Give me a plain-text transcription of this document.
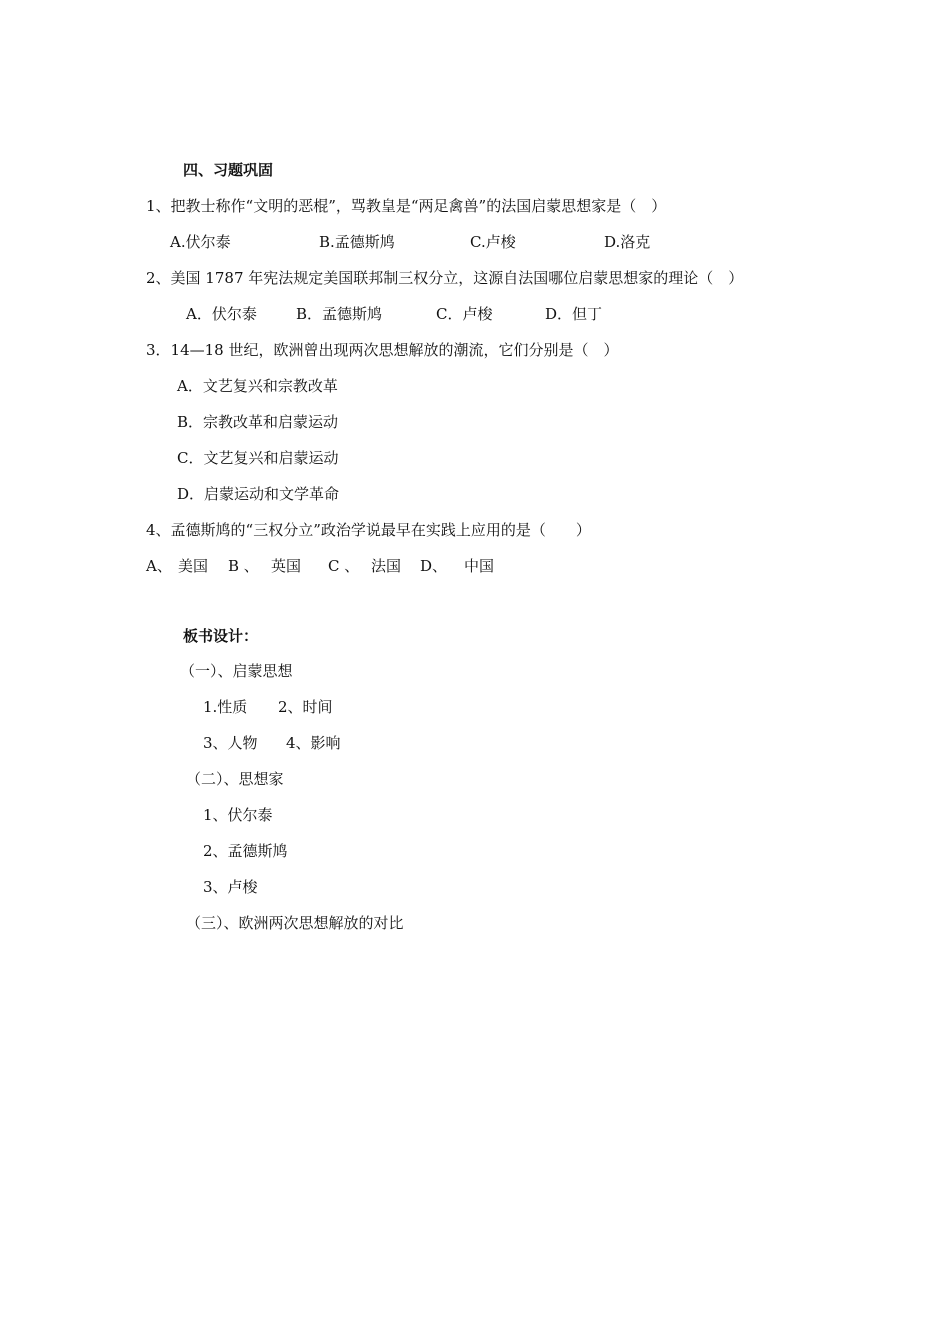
四、习题巩固
1、把教士称作“文明的恶棍”，骂教皇是“两足禽兽”的法国启蒙思想家是（　）
A.伏尔泰	B.孟德斯鸠	C.卢梭	D.洛克
2、美国 1787 年宪法规定美国联邦制三权分立，这源自法国哪位启蒙思想家的理论（　）
A．伏尔泰	B．孟德斯鸠	C．卢梭	D．但丁
3．14—18 世纪，欧洲曾出现两次思想解放的潮流，它们分别是（　）
A．文艺复兴和宗教改革
B．宗教改革和启蒙运动
C．文艺复兴和启蒙运动
D．启蒙运动和文学革命
4、孟德斯鸠的“三权分立”政治学说最早在实践上应用的是（　　）
A、 美国 B 、 英国 C 、 法国 D、 中国
板书设计：
（一）、启蒙思想
1.性质 2、时间
3、人物 4、影响
（二）、思想家
1、伏尔泰
2、孟德斯鸠
3、卢梭
（三）、欧洲两次思想解放的对比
▬▬▬
= EXERCISE DETAILS =
Reproduce all entries without any change, and omit the pictures.

= RESULT OF THE EXERCISE =
Give me a plain-text transcription of this document.
四、习题巩固
1、把教士称作“文明的恶棍”，骂教皇是“两足禽兽”的法国启蒙思想家是（　）
A.伏尔泰	B.孟德斯鸠	C.卢梭	D.洛克
2、美国 1787 年宪法规定美国联邦制三权分立，这源自法国哪位启蒙思想家的理论（　）
A．伏尔泰	B．孟德斯鸠	C．卢梭	D．但丁
3．14—18 世纪，欧洲曾出现两次思想解放的潮流，它们分别是（　）
A．文艺复兴和宗教改革
B．宗教改革和启蒙运动
C．文艺复兴和启蒙运动
D．启蒙运动和文学革命
4、孟德斯鸠的“三权分立”政治学说最早在实践上应用的是（　　）
A、 美国 B 、 英国 C 、 法国 D、 中国
板书设计：
（一）、启蒙思想
1.性质 2、时间
3、人物 4、影响
（二）、思想家
1、伏尔泰
2、孟德斯鸠
3、卢梭
（三）、欧洲两次思想解放的对比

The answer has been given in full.